▸ EXTRACTED DATA
■ ■ ■ ■ ■

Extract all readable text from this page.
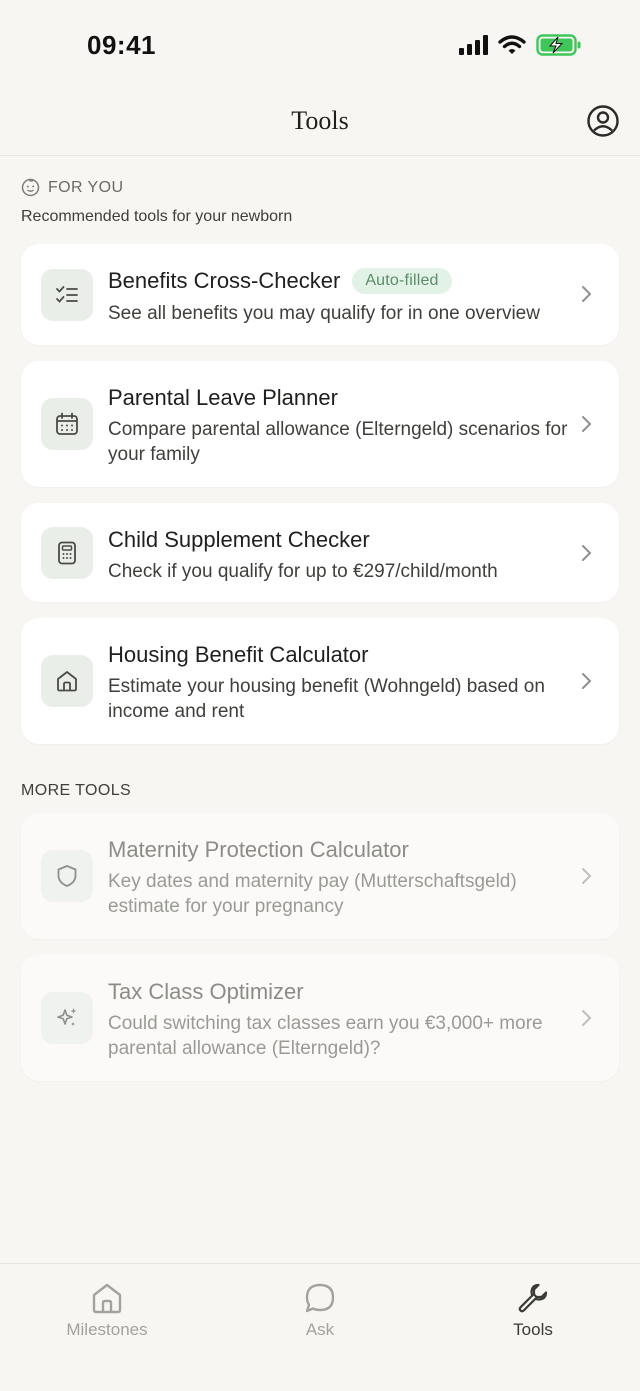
09:41
Tools
FOR YOU
Recommended tools for your newborn
Benefits Cross-Checker	Auto-filled
See all benefits you may qualify for in one overview
Parental Leave Planner
Compare parental allowance (Elterngeld) scenarios for your family
Child Supplement Checker
Check if you qualify for up to €297/child/month
Housing Benefit Calculator
Estimate your housing benefit (Wohngeld) based on income and rent
MORE TOOLS
Maternity Protection Calculator
Key dates and maternity pay (Mutterschaftsgeld) estimate for your pregnancy
Tax Class Optimizer
Could switching tax classes earn you €3,000+ more parental allowance (Elterngeld)?
Milestones	Ask	Tools
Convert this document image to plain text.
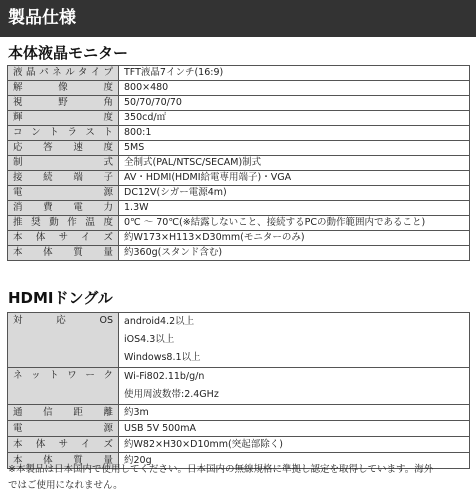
製品仕様
本体液晶モニター
液晶パネルタイプ	TFT液晶7インチ(16:9)
解像度	800×480
視野角	50/70/70/70
輝度	350cd/㎡
コントラスト	800:1
応答速度	5MS
制式	全制式(PAL/NTSC/SECAM)制式
接続端子	AV・HDMI(HDMI給電専用端子)・VGA
電源	DC12V(シガー電源4m)
消費電力	1.3W
推奨動作温度	0℃ ～ 70℃(※結露しないこと、接続するPCの動作範囲内であること)
本体サイズ	約W173×H113×D30mm(モニターのみ)
本体質量	約360g(スタンド含む)
HDMIドングル
対応OS	android4.2以上
iOS4.3以上
Windows8.1以上

ネットワーク	Wi-Fi802.11b/g/n
使用周波数帯:2.4GHz

通信距離	約3m
電源	USB 5V 500mA
本体サイズ	約W82×H30×D10mm(突起部除く)
本体質量	約20g
※本製品は日本国内で使用してください。日本国内の無線規格に準拠し認定を取得しています。海外
ではご使用になれません。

■ ■ ■ ■ ■

▸ WORK REQUIRED
Look through the data above. Find each line with the string "Calculator" and copy it.

▸ COMPLETED TASK
Housing Benefit Calculator
Maternity Protection Calculator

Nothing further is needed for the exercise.